• WHAT IS NEEDED:
Copy out, unchanged, the rows that start with the line containing "col-j4: 4: [826, 157, 857, 178]" and end with the line containing "score-cell: 58: [797, 178, 826, 199]", with both of those lines included.

[Dataset excerpt]
-=-=-

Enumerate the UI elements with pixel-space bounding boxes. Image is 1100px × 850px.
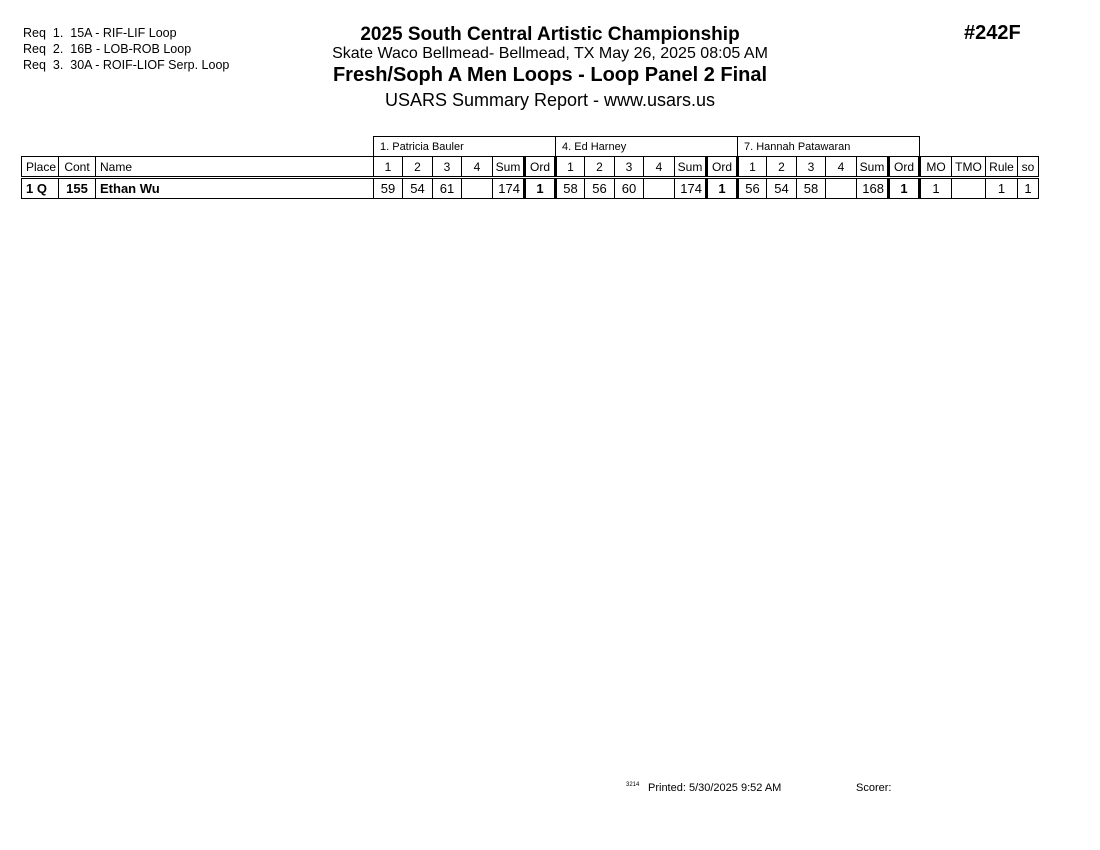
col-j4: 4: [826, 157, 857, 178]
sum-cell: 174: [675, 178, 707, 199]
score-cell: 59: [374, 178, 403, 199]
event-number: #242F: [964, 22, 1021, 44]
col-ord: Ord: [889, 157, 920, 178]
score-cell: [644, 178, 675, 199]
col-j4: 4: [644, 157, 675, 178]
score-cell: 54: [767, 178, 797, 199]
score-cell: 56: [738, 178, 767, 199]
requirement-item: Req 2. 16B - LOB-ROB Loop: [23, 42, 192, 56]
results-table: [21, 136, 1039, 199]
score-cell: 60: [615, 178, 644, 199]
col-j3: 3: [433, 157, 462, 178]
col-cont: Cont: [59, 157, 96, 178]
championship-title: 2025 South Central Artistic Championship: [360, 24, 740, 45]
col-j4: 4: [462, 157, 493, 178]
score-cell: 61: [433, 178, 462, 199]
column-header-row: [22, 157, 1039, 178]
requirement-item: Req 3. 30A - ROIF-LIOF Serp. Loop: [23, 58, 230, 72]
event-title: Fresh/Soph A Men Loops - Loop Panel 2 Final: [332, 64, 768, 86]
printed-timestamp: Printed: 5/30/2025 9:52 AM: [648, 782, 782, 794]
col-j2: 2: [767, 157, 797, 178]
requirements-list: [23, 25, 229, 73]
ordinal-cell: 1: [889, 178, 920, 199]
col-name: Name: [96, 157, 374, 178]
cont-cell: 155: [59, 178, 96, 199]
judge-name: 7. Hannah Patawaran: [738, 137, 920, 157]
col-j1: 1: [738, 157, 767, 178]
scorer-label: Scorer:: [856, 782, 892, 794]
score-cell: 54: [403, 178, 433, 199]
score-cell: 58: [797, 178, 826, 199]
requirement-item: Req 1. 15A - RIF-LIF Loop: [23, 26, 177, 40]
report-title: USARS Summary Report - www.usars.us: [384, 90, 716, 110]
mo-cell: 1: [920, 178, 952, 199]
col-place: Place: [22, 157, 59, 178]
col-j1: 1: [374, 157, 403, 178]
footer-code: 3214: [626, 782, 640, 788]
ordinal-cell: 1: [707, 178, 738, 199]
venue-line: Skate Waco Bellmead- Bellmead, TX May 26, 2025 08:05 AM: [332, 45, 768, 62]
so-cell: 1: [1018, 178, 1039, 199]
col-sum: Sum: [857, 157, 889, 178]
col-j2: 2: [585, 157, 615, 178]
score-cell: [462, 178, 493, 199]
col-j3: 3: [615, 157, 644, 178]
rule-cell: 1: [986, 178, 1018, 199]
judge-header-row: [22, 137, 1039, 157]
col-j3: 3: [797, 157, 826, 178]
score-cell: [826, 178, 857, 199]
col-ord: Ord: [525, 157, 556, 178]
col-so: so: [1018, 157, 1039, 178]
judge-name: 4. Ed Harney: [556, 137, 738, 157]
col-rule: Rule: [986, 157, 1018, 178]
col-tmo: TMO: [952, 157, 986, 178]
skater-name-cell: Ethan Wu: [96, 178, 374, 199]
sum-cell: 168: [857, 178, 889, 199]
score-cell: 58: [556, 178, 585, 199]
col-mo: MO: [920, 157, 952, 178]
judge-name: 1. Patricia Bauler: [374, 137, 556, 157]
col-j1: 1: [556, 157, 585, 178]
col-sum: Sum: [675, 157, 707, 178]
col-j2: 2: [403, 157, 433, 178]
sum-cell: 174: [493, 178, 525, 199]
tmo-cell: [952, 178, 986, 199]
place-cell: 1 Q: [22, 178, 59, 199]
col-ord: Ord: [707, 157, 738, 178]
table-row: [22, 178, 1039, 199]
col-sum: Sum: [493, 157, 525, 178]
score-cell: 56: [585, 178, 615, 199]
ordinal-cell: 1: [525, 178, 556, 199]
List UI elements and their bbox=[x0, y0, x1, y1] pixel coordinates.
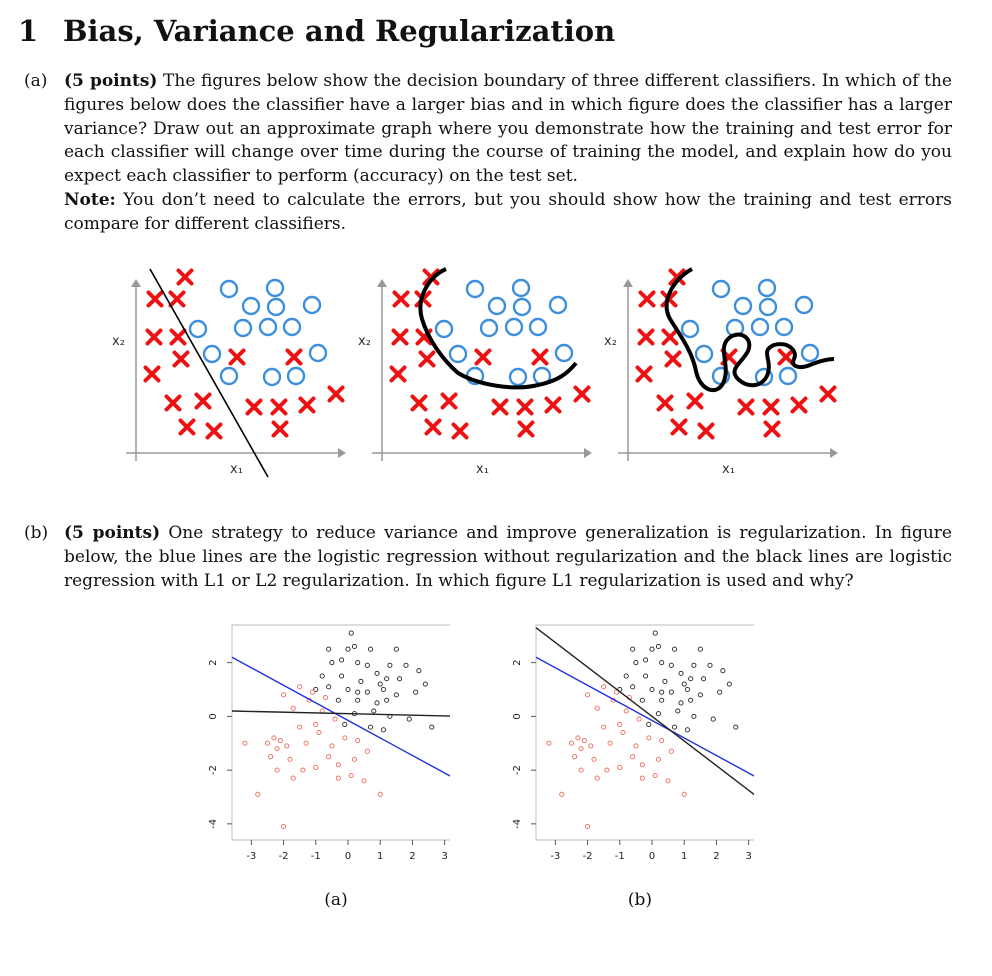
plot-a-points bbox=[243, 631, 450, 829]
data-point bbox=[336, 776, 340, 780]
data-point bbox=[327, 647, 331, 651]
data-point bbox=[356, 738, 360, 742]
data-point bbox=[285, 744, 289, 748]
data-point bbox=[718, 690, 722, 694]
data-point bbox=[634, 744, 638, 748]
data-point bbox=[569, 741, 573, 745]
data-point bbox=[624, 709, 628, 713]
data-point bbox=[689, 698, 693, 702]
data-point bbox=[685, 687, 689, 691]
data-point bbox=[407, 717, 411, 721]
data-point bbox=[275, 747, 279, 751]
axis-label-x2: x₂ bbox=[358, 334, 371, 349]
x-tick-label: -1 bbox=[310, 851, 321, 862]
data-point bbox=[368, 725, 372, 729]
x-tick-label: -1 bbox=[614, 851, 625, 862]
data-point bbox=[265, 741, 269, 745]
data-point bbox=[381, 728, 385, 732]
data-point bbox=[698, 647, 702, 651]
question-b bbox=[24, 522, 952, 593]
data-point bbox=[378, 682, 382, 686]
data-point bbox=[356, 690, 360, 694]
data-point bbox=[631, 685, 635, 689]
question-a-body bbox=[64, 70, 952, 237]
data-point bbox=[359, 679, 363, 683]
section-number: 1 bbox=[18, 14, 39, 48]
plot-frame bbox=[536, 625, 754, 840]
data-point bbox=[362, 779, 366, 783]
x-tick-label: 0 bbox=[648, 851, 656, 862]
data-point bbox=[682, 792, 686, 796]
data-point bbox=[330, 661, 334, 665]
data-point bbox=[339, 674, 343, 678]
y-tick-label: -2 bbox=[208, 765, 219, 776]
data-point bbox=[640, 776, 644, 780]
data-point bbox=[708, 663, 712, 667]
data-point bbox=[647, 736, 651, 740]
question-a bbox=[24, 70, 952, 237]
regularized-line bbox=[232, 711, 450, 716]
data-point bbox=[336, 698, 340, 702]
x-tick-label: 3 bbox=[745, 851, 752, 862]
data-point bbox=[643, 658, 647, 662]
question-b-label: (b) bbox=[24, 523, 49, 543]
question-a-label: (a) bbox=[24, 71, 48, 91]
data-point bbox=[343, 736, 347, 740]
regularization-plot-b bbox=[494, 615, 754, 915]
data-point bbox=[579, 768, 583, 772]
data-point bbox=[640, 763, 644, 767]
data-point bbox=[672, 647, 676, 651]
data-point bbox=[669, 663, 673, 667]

-=-=-

• WRITTEN SOLUTION:
col-j4: 4: [826, 157, 857, 178]
sum-cell: 174: [675, 178, 707, 199]
score-cell: 59: [374, 178, 403, 199]
event-number: #242F: [964, 22, 1021, 44]
col-ord: Ord: [889, 157, 920, 178]
score-cell: [644, 178, 675, 199]
col-j4: 4: [644, 157, 675, 178]
score-cell: 54: [767, 178, 797, 199]
score-cell: 56: [738, 178, 767, 199]
requirement-item: Req 2. 16B - LOB-ROB Loop: [23, 42, 192, 56]
results-table: [21, 136, 1039, 199]
score-cell: 60: [615, 178, 644, 199]
col-j3: 3: [433, 157, 462, 178]
col-cont: Cont: [59, 157, 96, 178]
championship-title: 2025 South Central Artistic Championship: [360, 24, 740, 45]
col-j4: 4: [462, 157, 493, 178]
score-cell: 61: [433, 178, 462, 199]
column-header-row: [22, 157, 1039, 178]
requirement-item: Req 3. 30A - ROIF-LIOF Serp. Loop: [23, 58, 230, 72]
event-title: Fresh/Soph A Men Loops - Loop Panel 2 Final: [332, 64, 768, 86]
printed-timestamp: Printed: 5/30/2025 9:52 AM: [648, 782, 782, 794]
col-j2: 2: [767, 157, 797, 178]
requirements-list: [23, 25, 229, 73]
ordinal-cell: 1: [889, 178, 920, 199]
col-name: Name: [96, 157, 374, 178]
cont-cell: 155: [59, 178, 96, 199]
judge-name: 7. Hannah Patawaran: [738, 137, 920, 157]
col-j1: 1: [738, 157, 767, 178]
scorer-label: Scorer:: [856, 782, 892, 794]
score-cell: 54: [403, 178, 433, 199]
score-cell: 58: [797, 178, 826, 199]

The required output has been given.